--- begin ---

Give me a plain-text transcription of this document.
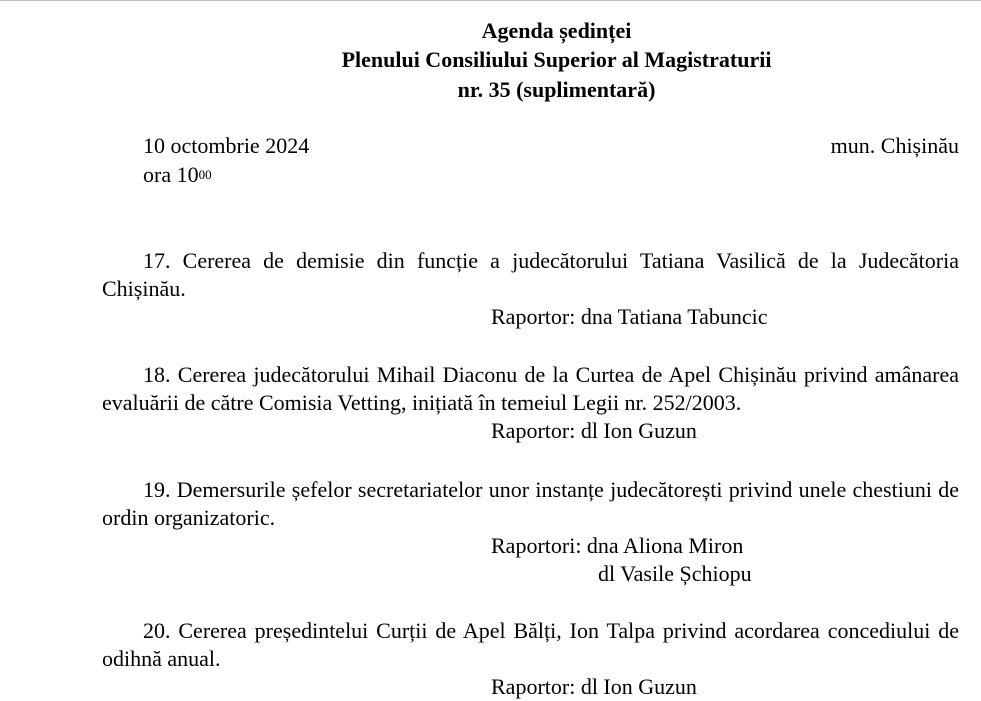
Agenda ședinței
Plenului Consiliului Superior al Magistraturii
nr. 35 (suplimentară)
10 octombrie 2024	mun. Chișinău
ora $10^{00}$

17. Cererea de demisie din funcție a judecătorului Tatiana Vasilică de la Judecătoria Chișinău.

Raportor: dna Tatiana Tabuncic

18. Cererea judecătorului Mihail Diaconu de la Curtea de Apel Chișinău privind amânarea evaluării de către Comisia Vetting, inițiată în temeiul Legii nr. 252/2003.

Raportor: dl Ion Guzun

19. Demersurile șefelor secretariatelor unor instanțe judecătorești privind unele chestiuni de ordin organizatoric.

Raportori: dna Aliona Miron

dl Vasile Șchiopu

20. Cererea președintelui Curții de Apel Bălți, Ion Talpa privind acordarea concediului de odihnă anual.

Raportor: dl Ion Guzun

--- end ---

→ **Exercise**: Reproduce each line word for word and drop the pictures.

→ **Result of the exercise**:
Give me a plain-text transcription of this document.
Agenda ședinței
Plenului Consiliului Superior al Magistraturii
nr. 35 (suplimentară)
10 octombrie 2024	mun. Chișinău
ora $10^{00}$

17. Cererea de demisie din funcție a judecătorului Tatiana Vasilică de la Judecătoria Chișinău.

Raportor: dna Tatiana Tabuncic

18. Cererea judecătorului Mihail Diaconu de la Curtea de Apel Chișinău privind amânarea evaluării de către Comisia Vetting, inițiată în temeiul Legii nr. 252/2003.

Raportor: dl Ion Guzun

19. Demersurile șefelor secretariatelor unor instanțe judecătorești privind unele chestiuni de ordin organizatoric.

Raportori: dna Aliona Miron

dl Vasile Șchiopu

20. Cererea președintelui Curții de Apel Bălți, Ion Talpa privind acordarea concediului de odihnă anual.

Raportor: dl Ion Guzun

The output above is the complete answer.